* _Short task_: Work through the data below and give the number of lines holding "image", nothing more.

* _Listed records_:

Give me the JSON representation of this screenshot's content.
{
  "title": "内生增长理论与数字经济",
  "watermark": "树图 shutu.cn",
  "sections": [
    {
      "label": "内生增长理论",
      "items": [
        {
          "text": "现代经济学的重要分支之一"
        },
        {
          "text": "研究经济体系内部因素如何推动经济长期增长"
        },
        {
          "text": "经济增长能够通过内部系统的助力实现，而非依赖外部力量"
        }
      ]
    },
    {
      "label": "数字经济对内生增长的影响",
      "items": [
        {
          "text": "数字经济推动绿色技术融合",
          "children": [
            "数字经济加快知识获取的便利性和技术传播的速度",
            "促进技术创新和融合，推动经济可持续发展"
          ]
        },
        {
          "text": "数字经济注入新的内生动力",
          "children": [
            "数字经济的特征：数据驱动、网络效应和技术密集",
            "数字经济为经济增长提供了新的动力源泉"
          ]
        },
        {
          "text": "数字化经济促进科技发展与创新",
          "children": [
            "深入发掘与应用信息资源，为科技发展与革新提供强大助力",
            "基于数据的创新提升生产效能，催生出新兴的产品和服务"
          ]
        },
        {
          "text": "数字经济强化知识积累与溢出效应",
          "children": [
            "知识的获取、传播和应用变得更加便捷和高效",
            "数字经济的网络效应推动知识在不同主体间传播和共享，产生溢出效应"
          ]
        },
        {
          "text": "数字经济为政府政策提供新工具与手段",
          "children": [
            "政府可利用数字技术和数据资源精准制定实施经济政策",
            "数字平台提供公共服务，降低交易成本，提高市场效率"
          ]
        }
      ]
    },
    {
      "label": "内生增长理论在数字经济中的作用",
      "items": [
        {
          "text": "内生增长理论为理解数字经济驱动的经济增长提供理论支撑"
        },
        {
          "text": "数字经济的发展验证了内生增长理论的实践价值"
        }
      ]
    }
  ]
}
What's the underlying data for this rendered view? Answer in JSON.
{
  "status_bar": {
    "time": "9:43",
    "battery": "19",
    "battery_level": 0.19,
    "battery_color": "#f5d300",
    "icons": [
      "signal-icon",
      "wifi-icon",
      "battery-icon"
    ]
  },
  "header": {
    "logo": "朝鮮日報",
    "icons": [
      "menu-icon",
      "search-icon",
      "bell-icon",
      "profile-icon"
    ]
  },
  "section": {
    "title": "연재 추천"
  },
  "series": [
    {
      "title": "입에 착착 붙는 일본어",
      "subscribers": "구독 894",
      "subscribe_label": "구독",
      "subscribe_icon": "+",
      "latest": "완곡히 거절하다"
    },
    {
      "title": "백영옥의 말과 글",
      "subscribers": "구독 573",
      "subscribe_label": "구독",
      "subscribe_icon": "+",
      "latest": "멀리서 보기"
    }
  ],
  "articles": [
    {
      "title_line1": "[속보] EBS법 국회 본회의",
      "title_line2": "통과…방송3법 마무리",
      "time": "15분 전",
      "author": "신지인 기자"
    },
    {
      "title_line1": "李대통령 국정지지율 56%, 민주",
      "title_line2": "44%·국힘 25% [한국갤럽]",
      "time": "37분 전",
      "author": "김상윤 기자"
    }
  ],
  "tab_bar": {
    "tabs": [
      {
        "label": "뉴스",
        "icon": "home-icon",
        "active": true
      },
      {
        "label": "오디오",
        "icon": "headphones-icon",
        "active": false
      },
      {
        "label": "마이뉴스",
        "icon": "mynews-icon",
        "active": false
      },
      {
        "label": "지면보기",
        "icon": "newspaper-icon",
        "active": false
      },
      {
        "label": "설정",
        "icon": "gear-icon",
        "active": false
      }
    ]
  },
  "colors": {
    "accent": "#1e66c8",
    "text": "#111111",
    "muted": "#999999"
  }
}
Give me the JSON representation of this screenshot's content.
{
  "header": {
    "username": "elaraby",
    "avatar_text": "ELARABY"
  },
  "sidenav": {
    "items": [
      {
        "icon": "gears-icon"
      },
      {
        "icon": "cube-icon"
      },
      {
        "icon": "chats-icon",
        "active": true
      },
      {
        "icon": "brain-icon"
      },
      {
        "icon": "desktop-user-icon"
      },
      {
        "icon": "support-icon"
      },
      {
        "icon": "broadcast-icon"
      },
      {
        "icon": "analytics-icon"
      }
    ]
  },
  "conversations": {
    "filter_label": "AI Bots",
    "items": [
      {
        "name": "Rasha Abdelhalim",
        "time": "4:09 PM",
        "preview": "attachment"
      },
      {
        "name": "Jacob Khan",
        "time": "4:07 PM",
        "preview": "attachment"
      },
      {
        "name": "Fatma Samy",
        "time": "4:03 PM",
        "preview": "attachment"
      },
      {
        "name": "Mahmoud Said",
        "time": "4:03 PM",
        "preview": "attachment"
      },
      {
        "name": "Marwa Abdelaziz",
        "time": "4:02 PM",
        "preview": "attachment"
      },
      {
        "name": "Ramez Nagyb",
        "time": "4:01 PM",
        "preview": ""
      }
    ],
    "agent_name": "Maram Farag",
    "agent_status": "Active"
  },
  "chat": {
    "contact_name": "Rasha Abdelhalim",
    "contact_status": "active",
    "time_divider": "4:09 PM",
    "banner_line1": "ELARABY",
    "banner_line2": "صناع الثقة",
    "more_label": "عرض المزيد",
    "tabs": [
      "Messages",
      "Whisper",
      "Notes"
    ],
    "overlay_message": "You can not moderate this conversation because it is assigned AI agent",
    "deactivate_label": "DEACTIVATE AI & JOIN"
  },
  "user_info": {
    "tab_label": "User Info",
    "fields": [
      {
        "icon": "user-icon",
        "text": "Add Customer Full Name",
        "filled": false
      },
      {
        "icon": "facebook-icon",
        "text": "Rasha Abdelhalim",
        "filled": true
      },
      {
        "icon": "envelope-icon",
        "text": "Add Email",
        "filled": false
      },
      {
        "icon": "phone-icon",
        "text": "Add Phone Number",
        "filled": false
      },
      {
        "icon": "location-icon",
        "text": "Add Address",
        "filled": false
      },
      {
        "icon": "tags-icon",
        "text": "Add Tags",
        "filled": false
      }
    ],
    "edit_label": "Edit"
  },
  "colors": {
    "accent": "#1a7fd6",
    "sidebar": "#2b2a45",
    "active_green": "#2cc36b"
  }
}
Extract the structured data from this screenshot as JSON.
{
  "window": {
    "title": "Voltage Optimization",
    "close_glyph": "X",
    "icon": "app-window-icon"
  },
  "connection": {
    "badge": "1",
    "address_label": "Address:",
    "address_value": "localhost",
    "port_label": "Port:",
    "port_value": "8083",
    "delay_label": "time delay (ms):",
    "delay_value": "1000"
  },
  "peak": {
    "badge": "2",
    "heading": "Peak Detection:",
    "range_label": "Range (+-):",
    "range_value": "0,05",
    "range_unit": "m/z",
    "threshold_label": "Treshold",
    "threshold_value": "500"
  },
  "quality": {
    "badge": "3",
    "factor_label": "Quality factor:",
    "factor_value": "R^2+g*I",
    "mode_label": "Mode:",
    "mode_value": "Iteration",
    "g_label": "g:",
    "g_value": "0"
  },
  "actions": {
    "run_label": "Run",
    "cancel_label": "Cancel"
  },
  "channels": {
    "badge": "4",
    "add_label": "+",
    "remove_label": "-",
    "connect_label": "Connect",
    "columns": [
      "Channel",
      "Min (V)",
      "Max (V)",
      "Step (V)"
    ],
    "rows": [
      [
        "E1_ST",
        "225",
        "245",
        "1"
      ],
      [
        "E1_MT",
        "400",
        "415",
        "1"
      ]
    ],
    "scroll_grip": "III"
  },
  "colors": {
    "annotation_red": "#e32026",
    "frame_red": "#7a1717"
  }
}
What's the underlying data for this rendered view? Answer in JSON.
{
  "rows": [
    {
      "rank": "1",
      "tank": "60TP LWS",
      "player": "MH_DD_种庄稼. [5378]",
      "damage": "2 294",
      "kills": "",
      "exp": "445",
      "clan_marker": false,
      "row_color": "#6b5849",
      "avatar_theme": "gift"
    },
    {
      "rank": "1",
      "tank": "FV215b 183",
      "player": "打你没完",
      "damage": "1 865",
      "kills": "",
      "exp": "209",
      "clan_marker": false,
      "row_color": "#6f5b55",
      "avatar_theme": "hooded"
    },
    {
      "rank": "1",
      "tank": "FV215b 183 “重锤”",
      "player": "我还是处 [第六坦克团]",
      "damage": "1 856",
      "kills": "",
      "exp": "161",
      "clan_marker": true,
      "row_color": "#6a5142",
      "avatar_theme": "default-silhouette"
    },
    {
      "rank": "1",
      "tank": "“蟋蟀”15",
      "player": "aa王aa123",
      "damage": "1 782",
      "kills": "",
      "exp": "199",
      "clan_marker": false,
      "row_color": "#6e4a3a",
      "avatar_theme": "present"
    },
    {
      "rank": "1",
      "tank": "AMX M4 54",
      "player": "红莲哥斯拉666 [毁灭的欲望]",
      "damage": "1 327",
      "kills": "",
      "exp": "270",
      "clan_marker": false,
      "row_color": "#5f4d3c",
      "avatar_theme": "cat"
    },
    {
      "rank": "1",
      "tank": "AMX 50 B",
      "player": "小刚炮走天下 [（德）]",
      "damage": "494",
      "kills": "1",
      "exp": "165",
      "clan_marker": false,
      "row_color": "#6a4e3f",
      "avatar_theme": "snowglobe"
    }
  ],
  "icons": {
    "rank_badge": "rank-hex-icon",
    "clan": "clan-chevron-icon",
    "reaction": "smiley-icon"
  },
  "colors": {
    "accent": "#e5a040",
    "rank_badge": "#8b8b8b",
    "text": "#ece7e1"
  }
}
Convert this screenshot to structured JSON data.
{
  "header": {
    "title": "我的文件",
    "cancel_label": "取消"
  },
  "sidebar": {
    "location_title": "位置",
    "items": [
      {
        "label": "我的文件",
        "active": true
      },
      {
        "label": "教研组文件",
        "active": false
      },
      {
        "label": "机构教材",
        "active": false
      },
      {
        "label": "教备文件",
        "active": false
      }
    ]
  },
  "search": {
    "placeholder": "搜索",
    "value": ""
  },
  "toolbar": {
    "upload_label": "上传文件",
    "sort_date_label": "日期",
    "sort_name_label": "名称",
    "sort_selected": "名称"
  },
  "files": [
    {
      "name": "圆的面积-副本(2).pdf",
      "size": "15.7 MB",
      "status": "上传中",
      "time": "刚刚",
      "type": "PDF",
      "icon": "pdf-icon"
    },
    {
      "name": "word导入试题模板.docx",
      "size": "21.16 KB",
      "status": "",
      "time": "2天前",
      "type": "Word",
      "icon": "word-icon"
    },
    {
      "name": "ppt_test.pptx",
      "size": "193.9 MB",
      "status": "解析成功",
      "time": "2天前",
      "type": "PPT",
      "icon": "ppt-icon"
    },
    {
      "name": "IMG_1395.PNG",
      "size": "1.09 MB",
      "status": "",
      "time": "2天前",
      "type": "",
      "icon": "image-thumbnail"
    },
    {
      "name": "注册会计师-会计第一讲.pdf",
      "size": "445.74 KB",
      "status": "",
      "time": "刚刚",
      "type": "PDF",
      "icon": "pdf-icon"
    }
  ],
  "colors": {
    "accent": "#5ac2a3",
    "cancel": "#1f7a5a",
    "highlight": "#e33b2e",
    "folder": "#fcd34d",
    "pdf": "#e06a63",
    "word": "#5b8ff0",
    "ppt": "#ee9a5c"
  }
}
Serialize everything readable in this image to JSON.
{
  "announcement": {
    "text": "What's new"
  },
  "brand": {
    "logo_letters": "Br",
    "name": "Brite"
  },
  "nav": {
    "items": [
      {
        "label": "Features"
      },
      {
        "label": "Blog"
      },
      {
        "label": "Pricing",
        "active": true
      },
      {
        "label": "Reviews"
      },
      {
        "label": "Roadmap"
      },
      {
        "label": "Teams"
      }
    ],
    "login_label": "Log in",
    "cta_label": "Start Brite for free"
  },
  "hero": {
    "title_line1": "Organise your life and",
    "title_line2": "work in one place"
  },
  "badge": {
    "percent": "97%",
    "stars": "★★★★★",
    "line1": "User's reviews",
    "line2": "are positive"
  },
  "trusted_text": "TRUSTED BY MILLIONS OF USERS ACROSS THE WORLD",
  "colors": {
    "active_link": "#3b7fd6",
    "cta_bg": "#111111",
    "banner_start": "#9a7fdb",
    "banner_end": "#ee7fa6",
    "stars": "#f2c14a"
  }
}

* _Written answer_: 2